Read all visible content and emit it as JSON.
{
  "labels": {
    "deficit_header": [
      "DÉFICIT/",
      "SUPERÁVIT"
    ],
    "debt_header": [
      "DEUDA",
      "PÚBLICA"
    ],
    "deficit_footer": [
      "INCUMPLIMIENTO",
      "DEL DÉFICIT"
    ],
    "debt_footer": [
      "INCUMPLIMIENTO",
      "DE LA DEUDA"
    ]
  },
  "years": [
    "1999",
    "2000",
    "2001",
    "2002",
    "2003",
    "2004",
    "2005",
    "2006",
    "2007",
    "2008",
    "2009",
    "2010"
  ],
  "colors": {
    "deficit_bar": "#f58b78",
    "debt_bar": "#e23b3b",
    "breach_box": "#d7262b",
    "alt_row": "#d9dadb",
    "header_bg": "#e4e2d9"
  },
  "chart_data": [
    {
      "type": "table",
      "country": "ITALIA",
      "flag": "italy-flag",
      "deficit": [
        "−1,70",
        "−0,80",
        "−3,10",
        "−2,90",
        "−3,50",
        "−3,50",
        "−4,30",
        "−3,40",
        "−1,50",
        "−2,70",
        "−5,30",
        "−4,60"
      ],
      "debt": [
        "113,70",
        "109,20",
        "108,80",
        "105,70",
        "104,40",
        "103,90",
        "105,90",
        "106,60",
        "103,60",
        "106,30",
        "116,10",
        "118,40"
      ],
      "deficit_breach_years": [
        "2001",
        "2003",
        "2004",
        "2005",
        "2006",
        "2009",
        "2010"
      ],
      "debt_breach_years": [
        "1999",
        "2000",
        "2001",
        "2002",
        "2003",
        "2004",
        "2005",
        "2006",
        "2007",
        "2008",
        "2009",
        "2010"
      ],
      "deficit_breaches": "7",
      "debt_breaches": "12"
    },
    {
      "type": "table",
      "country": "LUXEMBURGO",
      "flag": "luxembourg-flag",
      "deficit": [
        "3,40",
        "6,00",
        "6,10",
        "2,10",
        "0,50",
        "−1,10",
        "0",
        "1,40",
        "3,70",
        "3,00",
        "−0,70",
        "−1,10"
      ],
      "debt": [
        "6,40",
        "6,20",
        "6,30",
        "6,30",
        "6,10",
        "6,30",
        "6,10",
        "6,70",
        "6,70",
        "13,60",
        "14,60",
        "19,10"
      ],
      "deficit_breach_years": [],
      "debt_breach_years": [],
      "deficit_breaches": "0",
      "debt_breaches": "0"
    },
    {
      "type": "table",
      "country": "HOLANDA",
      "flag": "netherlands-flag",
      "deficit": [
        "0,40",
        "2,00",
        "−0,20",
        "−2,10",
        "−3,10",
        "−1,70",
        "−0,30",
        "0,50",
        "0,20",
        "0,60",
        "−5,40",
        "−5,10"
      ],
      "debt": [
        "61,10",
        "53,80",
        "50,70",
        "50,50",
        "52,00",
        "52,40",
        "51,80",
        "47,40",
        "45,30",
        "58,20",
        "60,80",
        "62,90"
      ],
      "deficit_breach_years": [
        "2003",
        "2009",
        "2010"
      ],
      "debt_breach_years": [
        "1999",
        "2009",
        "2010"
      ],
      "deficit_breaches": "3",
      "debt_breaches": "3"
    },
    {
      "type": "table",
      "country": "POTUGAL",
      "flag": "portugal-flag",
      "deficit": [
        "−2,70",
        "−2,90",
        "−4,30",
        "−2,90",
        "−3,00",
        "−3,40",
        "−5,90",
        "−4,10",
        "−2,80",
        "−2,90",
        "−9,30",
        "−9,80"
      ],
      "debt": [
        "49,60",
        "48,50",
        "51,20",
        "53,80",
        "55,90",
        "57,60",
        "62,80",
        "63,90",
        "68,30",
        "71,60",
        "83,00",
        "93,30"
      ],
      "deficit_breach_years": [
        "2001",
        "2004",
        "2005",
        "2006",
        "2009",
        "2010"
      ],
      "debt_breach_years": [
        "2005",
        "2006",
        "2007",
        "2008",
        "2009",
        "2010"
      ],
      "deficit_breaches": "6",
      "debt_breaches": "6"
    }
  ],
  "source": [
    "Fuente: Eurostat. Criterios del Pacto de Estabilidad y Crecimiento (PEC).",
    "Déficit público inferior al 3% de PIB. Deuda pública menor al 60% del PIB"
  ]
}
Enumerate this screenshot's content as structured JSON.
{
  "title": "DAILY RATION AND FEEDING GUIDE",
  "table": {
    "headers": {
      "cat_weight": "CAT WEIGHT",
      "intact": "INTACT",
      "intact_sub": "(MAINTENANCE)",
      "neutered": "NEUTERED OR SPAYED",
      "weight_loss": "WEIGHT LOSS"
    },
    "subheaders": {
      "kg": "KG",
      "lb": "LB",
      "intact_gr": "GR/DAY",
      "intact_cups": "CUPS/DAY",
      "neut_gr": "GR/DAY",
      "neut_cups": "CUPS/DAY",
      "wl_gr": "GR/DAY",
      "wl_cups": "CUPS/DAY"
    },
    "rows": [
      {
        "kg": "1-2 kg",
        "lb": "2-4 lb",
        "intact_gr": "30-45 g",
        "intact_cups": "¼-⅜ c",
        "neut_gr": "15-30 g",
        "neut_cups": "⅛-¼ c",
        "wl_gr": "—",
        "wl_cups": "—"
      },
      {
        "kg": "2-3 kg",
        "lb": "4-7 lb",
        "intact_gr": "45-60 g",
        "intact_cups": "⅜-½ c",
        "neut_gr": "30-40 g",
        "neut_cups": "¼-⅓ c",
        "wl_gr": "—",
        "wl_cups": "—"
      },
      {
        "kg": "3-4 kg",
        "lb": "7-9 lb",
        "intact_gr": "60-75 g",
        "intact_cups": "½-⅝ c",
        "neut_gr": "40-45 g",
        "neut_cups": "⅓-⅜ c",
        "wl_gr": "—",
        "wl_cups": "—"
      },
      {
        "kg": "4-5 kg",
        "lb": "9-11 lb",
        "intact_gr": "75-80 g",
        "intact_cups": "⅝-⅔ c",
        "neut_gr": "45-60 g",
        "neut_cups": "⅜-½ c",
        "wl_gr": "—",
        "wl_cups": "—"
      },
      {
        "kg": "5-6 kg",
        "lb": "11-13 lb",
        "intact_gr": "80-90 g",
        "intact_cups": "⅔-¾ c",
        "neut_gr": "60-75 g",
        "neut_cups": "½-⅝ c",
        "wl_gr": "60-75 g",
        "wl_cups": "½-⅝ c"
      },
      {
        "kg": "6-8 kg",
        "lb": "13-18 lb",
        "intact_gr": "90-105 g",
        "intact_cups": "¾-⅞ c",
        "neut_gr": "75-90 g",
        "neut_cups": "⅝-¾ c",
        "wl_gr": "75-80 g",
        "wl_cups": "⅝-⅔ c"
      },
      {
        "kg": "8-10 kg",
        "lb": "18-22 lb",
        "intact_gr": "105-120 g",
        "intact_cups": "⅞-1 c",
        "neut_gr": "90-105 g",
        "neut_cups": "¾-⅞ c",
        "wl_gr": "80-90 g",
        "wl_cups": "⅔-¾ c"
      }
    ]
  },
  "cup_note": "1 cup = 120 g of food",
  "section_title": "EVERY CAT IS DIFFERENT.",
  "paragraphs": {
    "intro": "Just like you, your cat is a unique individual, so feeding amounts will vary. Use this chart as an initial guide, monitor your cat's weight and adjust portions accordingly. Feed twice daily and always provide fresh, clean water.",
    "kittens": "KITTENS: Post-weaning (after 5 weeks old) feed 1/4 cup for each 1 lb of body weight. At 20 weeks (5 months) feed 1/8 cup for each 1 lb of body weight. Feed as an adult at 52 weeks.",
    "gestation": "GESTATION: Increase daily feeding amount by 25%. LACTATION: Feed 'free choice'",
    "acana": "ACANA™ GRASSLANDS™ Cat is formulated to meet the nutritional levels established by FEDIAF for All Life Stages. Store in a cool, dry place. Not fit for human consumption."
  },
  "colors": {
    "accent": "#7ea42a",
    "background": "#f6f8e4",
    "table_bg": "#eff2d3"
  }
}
----
◆ Requirements:
From the data above, copy each line where the string "this" appears.

◆ Reply:
Enumerate this screenshot's content as structured JSON.
    "intro": "Just like you, your cat is a unique individual, so feeding amounts will vary. Use this chart as an initial guide, monitor your cat's weight and adjust portions accordingly. Feed twice daily and always provide fresh, clean water.",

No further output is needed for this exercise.